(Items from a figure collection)

──────────────────────────────

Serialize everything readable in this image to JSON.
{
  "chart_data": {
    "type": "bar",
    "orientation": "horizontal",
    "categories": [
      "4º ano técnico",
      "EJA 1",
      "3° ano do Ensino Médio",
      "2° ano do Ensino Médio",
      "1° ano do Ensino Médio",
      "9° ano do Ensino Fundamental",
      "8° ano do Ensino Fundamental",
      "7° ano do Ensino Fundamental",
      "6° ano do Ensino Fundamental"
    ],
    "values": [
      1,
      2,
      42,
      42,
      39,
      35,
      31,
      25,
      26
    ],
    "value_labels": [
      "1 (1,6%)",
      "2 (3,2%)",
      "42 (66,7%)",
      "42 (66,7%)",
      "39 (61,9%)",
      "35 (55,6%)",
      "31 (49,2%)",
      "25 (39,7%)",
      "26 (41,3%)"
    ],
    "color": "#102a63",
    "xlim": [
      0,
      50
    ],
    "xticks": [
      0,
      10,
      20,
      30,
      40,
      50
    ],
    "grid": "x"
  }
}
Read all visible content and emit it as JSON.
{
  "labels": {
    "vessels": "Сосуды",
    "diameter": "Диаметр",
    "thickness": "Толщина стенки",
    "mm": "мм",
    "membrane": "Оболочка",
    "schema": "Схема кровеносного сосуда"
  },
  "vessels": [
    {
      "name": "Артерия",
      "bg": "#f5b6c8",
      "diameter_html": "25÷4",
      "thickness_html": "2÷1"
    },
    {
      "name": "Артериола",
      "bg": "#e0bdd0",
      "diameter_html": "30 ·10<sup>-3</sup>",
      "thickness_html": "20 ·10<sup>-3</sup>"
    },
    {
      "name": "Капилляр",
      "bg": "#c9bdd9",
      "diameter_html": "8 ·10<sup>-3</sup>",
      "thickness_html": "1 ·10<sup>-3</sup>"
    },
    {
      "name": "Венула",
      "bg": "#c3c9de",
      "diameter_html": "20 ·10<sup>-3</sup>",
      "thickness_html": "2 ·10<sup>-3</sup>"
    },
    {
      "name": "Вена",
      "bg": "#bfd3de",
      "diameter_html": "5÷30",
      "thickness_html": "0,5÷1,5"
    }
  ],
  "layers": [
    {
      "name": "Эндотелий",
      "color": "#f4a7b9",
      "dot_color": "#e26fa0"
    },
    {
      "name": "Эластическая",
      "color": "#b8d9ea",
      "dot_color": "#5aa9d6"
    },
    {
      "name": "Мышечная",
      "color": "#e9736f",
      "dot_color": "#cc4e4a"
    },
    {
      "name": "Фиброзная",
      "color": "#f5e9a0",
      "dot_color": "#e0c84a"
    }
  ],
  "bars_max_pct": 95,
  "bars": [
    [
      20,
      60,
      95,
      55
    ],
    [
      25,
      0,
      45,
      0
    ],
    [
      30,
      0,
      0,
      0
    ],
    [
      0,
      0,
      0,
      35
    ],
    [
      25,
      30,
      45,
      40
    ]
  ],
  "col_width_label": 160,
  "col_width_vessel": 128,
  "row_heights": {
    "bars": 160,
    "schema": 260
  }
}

──────────────────────────────

TASK:
Find each line that has the word "schema", then copy it out.

OUTPUT OF THE TASK:
    "schema": "Схема кровеносного сосуда"
    "schema": 260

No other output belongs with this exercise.